» **Excerpted data**
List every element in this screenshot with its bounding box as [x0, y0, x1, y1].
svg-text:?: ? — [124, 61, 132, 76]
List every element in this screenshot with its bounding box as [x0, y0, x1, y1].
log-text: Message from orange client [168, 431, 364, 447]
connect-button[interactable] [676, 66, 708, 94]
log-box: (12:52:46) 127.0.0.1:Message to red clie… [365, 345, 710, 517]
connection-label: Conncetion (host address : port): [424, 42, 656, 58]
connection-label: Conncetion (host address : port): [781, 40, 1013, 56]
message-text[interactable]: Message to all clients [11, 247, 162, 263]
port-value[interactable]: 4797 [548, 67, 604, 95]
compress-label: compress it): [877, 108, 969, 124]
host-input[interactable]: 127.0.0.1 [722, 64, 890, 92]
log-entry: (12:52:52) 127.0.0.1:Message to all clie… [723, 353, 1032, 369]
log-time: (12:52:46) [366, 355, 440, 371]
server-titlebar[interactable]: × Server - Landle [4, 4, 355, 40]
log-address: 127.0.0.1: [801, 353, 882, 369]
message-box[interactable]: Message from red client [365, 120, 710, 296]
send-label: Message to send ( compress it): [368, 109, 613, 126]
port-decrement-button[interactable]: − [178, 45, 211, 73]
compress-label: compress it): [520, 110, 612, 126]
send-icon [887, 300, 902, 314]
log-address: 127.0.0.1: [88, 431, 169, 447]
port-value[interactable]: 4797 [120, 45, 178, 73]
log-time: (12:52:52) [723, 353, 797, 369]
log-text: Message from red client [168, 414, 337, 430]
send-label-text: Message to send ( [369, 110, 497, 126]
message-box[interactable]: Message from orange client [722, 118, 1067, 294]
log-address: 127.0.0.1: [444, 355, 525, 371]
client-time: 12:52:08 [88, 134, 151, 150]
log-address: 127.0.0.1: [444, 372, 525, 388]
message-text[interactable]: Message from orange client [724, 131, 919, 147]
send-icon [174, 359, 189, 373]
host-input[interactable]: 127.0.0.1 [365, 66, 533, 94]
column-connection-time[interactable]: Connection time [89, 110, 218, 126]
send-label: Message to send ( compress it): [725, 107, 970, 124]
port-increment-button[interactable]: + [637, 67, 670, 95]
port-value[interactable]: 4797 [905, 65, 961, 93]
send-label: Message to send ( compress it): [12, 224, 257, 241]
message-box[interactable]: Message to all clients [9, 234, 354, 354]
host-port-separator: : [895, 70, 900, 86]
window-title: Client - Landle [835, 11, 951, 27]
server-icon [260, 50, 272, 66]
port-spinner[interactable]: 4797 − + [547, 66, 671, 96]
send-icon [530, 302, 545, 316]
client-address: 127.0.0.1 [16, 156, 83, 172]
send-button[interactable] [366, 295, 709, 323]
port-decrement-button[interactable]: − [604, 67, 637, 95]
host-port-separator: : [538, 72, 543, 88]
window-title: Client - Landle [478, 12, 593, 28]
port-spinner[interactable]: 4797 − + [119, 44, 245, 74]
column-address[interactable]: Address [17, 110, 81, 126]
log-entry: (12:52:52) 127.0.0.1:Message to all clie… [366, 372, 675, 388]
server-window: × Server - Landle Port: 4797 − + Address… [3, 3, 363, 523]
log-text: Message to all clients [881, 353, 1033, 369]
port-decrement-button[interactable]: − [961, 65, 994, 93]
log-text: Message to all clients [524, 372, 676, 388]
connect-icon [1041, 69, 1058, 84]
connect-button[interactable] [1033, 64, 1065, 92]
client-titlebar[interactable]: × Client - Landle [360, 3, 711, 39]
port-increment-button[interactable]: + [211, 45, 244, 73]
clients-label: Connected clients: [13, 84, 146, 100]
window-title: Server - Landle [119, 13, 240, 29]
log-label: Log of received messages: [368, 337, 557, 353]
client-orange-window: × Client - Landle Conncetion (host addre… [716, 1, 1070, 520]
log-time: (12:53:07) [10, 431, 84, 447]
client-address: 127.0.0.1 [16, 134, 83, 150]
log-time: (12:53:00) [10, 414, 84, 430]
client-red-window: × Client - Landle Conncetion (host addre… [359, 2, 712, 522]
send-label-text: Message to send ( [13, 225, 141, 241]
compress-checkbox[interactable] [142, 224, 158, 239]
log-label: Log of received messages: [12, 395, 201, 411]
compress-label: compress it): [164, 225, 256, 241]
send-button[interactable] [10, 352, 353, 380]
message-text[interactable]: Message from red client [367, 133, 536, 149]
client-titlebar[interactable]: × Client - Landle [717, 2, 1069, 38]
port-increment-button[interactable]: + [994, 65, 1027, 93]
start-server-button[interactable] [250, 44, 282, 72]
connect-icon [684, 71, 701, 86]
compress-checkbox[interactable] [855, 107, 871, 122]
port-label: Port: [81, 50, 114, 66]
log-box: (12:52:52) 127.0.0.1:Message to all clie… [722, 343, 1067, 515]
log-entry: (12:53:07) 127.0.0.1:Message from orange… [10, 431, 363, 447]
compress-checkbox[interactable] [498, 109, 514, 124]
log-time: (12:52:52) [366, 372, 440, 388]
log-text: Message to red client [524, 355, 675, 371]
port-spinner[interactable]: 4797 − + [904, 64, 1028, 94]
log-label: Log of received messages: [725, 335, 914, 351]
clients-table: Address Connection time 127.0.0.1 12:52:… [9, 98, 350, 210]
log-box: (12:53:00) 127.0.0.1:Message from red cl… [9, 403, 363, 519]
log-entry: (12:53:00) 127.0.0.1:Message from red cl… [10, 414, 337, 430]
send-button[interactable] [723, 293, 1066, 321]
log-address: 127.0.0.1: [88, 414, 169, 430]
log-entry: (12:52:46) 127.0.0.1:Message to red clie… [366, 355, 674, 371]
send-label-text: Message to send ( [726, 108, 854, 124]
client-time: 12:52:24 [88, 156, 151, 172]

» **Given problem**
Can you format all the rows above as a Markdown table with two columns, No. and Line, giving each row its number and its line and leaving out any blank lines?

» **Completed exercise**
| No. | Line |
|---|---|
| 1 | List every element in this screenshot with its bounding box as [x0, y0, x1, y1]. |
| 2 | svg-text:?: ? — [124, 61, 132, 76] |
| 3 | List every element in this screenshot with its bounding box as [x0, y0, x1, y1]. |
| 4 | log-text: Message from orange client [168, 431, 364, 447] |
| 5 | connect-button[interactable] [676, 66, 708, 94] |
| 6 | log-box: (12:52:46) 127.0.0.1:Message to red clie… [365, 345, 710, 517] |
| 7 | connection-label: Conncetion (host address : port): [424, 42, 656, 58] |
| 8 | connection-label: Conncetion (host address : port): [781, 40, 1013, 56] |
| 9 | message-text[interactable]: Message to all clients [11, 247, 162, 263] |
| 10 | port-value[interactable]: 4797 [548, 67, 604, 95] |
| 11 | compress-label: compress it): [877, 108, 969, 124] |
| 12 | host-input[interactable]: 127.0.0.1 [722, 64, 890, 92] |
| 13 | log-entry: (12:52:52) 127.0.0.1:Message to all clie… [723, 353, 1032, 369] |
| 14 | log-time: (12:52:46) [366, 355, 440, 371] |
| 15 | server-titlebar[interactable]: × Server - Landle [4, 4, 355, 40] |
| 16 | log-address: 127.0.0.1: [801, 353, 882, 369] |
| 17 | message-box[interactable]: Message from red client [365, 120, 710, 296] |
| 18 | send-label: Message to send ( compress it): [368, 109, 613, 126] |
| 19 | port-decrement-button[interactable]: − [178, 45, 211, 73] |
| 20 | compress-label: compress it): [520, 110, 612, 126] |
| 21 | send-icon [887, 300, 902, 314] |
| 22 | log-address: 127.0.0.1: [88, 431, 169, 447] |
| 23 | port-value[interactable]: 4797 [120, 45, 178, 73] |
| 24 | log-time: (12:52:52) [723, 353, 797, 369] |
| 25 | log-text: Message from red client [168, 414, 337, 430] |
| 26 | send-label-text: Message to send ( [369, 110, 497, 126] |
| 27 | message-box[interactable]: Message from orange client [722, 118, 1067, 294] |
| 28 | log-address: 127.0.0.1: [444, 355, 525, 371] |
| 29 | client-time: 12:52:08 [88, 134, 151, 150] |
| 30 | log-address: 127.0.0.1: [444, 372, 525, 388] |
| 31 | message-text[interactable]: Message from orange client [724, 131, 919, 147] |
| 32 | send-icon [174, 359, 189, 373] |
| 33 | host-input[interactable]: 127.0.0.1 [365, 66, 533, 94] |
| 34 | column-connection-time[interactable]: Connection time [89, 110, 218, 126] |
| 35 | send-label: Message to send ( compress it): [725, 107, 970, 124] |
| 36 | port-increment-button[interactable]: + [637, 67, 670, 95] |
| 37 | port-value[interactable]: 4797 [905, 65, 961, 93] |
| 38 | send-label: Message to send ( compress it): [12, 224, 257, 241] |
| 39 | message-box[interactable]: Message to all clients [9, 234, 354, 354] |
| 40 | host-port-separator: : [895, 70, 900, 86] |
| 41 | window-title: Client - Landle [835, 11, 951, 27] |
| 42 | server-icon [260, 50, 272, 66] |
| 43 | port-spinner[interactable]: 4797 − + [547, 66, 671, 96] |
| 44 | send-icon [530, 302, 545, 316] |
| 45 | client-address: 127.0.0.1 [16, 156, 83, 172] |
| 46 | send-button[interactable] [366, 295, 709, 323] |
| 47 | port-decrement-button[interactable]: − [604, 67, 637, 95] |
| 48 | host-port-separator: : [538, 72, 543, 88] |
| 49 | window-title: Client - Landle [478, 12, 593, 28] |
| 50 | port-spinner[interactable]: 4797 − + [119, 44, 245, 74] |
| 51 | column-address[interactable]: Address [17, 110, 81, 126] |
| 52 | log-entry: (12:52:52) 127.0.0.1:Message to all clie… [366, 372, 675, 388] |
| 53 | server-window: × Server - Landle Port: 4797 − + Address… [3, 3, 363, 523] |
| 54 | log-text: Message to all clients [881, 353, 1033, 369] |
| 55 | port-decrement-button[interactable]: − [961, 65, 994, 93] |
| 56 | log-text: Message to all clients [524, 372, 676, 388] |
| 57 | connect-icon [1041, 69, 1058, 84] |
| 58 | connect-button[interactable] [1033, 64, 1065, 92] |
| 59 | client-titlebar[interactable]: × Client - Landle [360, 3, 711, 39] |
| 60 | port-increment-button[interactable]: + [211, 45, 244, 73] |
| 61 | clients-label: Connected clients: [13, 84, 146, 100] |
| 62 | window-title: Server - Landle [119, 13, 240, 29] |
| 63 | log-label: Log of received messages: [368, 337, 557, 353] |
| 64 | client-orange-window: × Client - Landle Conncetion (host addre… [716, 1, 1070, 520] |
| 65 | log-time: (12:53:07) [10, 431, 84, 447] |
| 66 | client-address: 127.0.0.1 [16, 134, 83, 150] |
| 67 | log-time: (12:53:00) [10, 414, 84, 430] |
| 68 | client-red-window: × Client - Landle Conncetion (host addre… [359, 2, 712, 522] |
| 69 | send-label-text: Message to send ( [13, 225, 141, 241] |
| 70 | compress-checkbox[interactable] [142, 224, 158, 239] |
| 71 | log-label: Log of received messages: [12, 395, 201, 411] |
| 72 | compress-label: compress it): [164, 225, 256, 241] |
| 73 | send-button[interactable] [10, 352, 353, 380] |
| 74 | message-text[interactable]: Message from red client [367, 133, 536, 149] |
| 75 | client-titlebar[interactable]: × Client - Landle [717, 2, 1069, 38] |
| 76 | port-increment-button[interactable]: + [994, 65, 1027, 93] |
| 77 | start-server-button[interactable] [250, 44, 282, 72] |
| 78 | connect-icon [684, 71, 701, 86] |
| 79 | compress-checkbox[interactable] [855, 107, 871, 122] |
| 80 | port-label: Port: [81, 50, 114, 66] |
| 81 | log-box: (12:52:52) 127.0.0.1:Message to all clie… [722, 343, 1067, 515] |
| 82 | log-entry: (12:53:07) 127.0.0.1:Message from orange… [10, 431, 363, 447] |
| 83 | compress-checkbox[interactable] [498, 109, 514, 124] |
| 84 | log-time: (12:52:52) [366, 372, 440, 388] |
| 85 | log-text: Message to red client [524, 355, 675, 371] |
| 86 | port-spinner[interactable]: 4797 − + [904, 64, 1028, 94] |
| 87 | log-label: Log of received messages: [725, 335, 914, 351] |
| 88 | clients-table: Address Connection time 127.0.0.1 12:52:… [9, 98, 350, 210] |
| 89 | log-box: (12:53:00) 127.0.0.1:Message from red cl… [9, 403, 363, 519] |
| 90 | log-entry: (12:53:00) 127.0.0.1:Message from red cl… [10, 414, 337, 430] |
| 91 | send-button[interactable] [723, 293, 1066, 321] |
| 92 | log-address: 127.0.0.1: [88, 414, 169, 430] |
| 93 | log-entry: (12:52:46) 127.0.0.1:Message to red clie… [366, 355, 674, 371] |
| 94 | send-label-text: Message to send ( [726, 108, 854, 124] |
| 95 | client-time: 12:52:24 [88, 156, 151, 172] |